## What is being asked
From the listing below, pick out each line with the word "this".

>> begin Supplied information

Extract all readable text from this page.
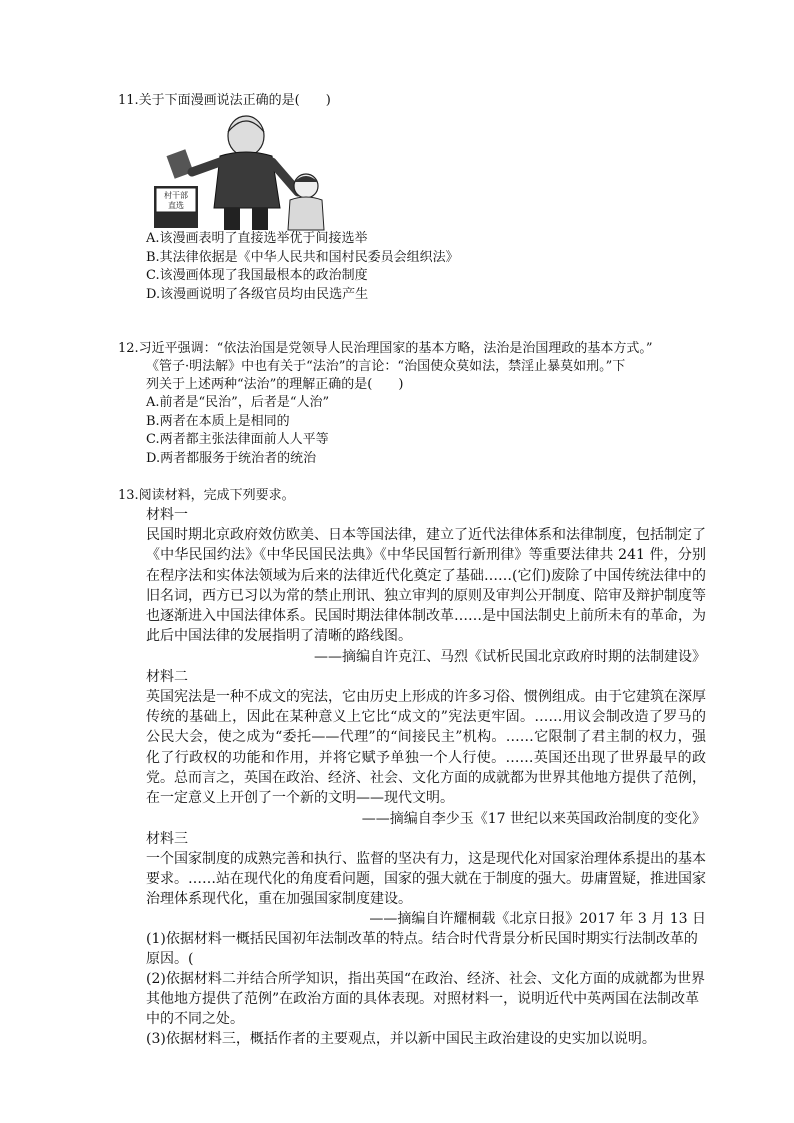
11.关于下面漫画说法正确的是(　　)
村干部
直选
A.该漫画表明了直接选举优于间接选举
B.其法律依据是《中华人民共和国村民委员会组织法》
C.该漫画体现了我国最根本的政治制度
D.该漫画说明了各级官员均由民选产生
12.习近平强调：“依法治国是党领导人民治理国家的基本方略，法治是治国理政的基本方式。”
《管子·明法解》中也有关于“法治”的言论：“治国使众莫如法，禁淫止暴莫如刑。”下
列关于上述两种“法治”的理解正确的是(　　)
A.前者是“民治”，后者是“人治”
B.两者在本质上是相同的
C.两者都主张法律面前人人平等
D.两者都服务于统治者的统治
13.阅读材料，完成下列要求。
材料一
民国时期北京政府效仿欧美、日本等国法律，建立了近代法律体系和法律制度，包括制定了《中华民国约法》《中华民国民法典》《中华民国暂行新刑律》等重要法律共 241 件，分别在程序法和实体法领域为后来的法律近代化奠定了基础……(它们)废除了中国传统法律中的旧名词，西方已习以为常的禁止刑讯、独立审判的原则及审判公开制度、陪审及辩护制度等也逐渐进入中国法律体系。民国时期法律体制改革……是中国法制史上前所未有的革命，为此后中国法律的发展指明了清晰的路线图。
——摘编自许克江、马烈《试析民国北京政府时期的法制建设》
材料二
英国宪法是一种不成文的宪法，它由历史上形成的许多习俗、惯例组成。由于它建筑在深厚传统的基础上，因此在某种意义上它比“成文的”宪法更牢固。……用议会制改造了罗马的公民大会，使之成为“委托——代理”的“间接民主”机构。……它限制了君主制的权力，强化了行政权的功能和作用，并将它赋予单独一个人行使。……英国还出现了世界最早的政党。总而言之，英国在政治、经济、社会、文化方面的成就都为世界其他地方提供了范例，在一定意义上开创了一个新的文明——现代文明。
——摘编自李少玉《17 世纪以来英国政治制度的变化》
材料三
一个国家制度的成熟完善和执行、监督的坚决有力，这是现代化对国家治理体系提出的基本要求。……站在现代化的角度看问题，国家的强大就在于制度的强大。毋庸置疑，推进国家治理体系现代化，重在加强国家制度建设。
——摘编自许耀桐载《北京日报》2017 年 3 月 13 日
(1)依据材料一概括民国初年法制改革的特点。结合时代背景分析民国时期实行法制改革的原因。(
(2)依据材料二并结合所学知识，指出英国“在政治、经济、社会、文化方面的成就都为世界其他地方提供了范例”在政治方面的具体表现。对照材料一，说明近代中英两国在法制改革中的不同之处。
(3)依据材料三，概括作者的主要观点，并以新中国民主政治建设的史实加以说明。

>> end Supplied information
>> begin Supplied information

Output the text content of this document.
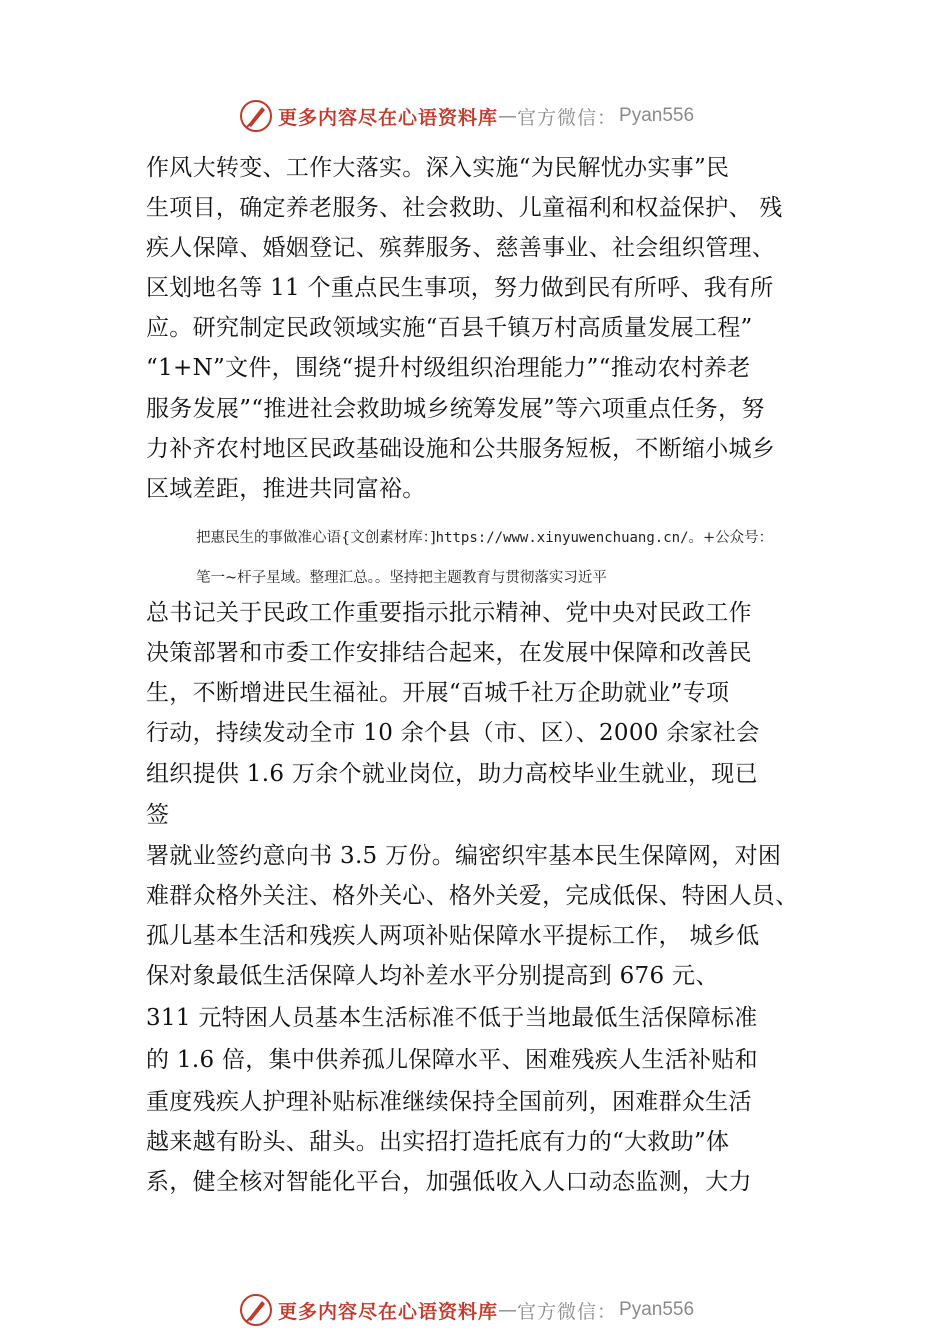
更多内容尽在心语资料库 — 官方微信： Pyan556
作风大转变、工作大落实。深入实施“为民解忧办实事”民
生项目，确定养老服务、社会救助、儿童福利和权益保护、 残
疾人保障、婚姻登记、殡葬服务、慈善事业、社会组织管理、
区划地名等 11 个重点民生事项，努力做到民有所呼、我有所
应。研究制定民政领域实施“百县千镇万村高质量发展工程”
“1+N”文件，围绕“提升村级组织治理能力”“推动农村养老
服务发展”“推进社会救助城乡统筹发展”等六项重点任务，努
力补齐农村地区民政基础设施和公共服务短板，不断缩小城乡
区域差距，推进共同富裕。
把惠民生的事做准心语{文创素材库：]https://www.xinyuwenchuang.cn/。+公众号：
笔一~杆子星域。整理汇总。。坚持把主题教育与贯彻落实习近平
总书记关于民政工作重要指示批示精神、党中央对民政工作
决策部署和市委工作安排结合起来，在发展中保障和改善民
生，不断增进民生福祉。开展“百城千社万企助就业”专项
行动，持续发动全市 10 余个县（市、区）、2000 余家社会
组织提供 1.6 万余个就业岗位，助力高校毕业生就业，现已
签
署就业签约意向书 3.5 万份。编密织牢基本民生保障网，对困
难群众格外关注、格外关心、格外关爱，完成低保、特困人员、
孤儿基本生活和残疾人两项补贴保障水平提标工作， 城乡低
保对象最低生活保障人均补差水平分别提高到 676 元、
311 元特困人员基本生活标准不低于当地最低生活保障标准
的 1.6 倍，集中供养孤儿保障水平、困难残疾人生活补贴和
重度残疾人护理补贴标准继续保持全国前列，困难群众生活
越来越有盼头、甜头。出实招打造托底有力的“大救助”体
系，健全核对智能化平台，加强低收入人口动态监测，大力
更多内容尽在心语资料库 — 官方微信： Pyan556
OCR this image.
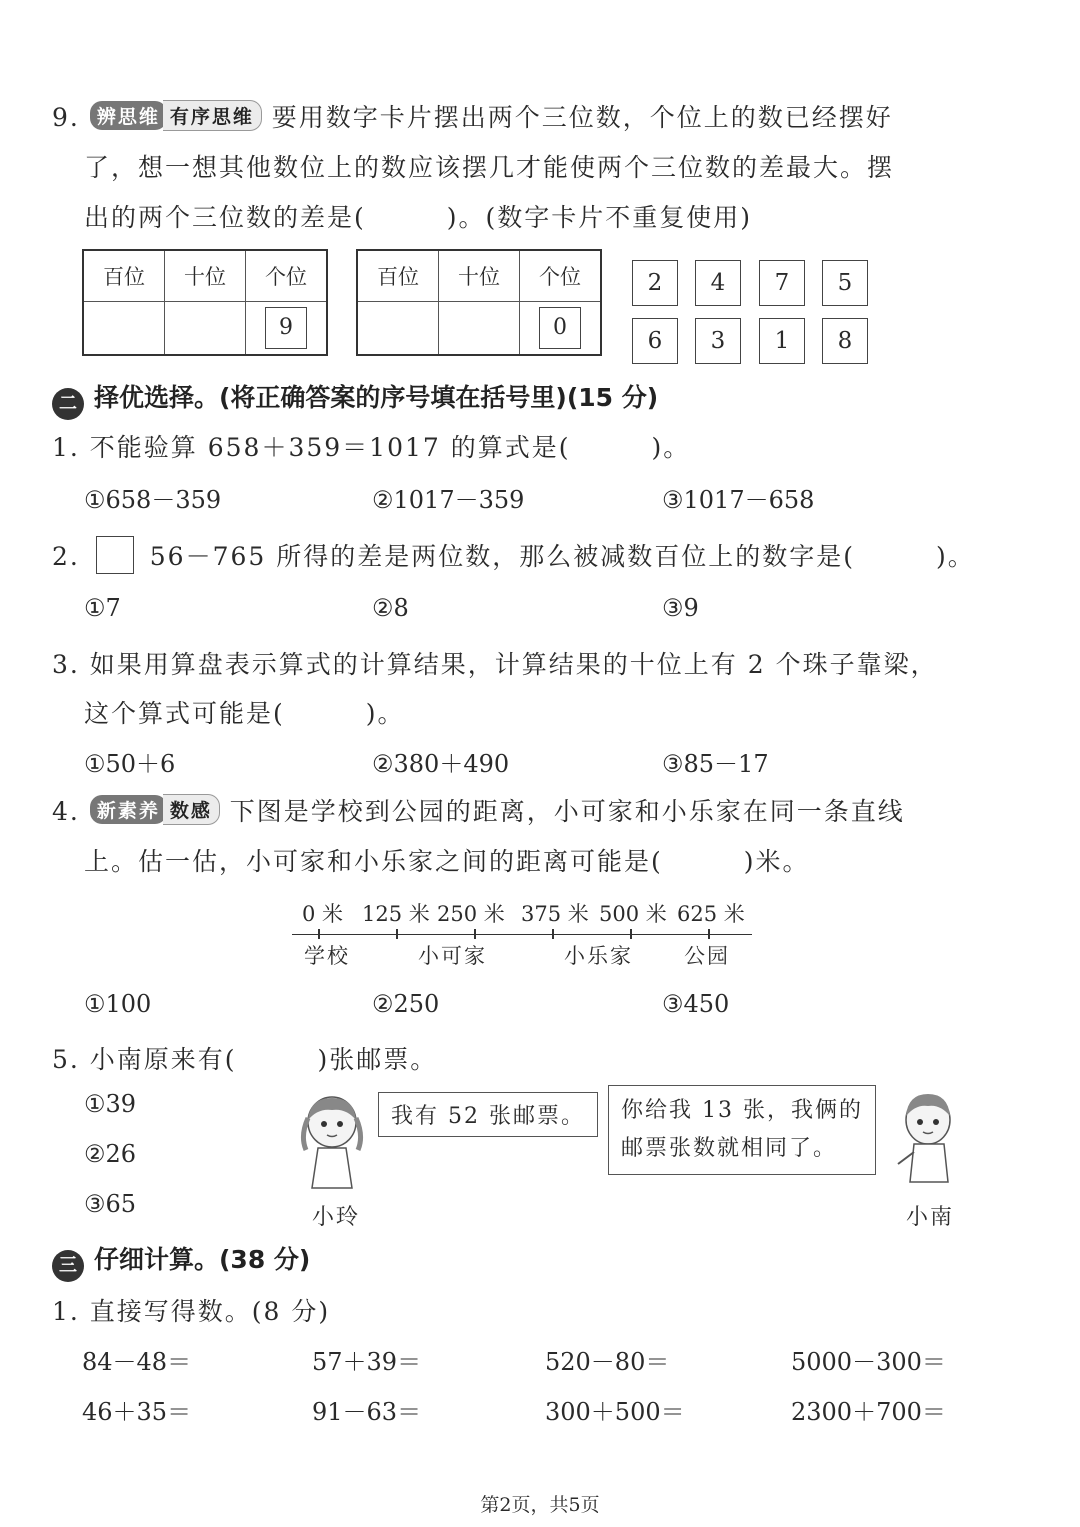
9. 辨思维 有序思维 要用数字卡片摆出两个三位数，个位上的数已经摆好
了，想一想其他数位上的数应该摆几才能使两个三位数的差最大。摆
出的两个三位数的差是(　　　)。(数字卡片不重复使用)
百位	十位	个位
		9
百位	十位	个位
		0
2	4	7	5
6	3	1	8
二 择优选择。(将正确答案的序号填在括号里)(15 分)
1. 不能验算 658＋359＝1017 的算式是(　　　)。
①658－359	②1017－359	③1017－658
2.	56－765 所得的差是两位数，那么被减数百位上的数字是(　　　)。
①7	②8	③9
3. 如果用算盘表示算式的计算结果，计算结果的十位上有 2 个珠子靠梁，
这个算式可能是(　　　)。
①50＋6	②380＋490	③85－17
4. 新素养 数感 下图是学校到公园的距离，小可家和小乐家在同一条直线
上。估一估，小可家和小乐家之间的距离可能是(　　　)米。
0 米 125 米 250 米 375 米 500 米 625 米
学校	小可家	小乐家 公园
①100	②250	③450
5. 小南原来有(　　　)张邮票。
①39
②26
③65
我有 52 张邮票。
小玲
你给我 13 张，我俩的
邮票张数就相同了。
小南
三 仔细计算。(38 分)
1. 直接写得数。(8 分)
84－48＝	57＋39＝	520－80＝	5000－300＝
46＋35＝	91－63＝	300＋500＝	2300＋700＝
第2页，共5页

>> end Supplied information

## Result of the task
Extract all readable text from this page.
Output the text content of this document.
OCR this image.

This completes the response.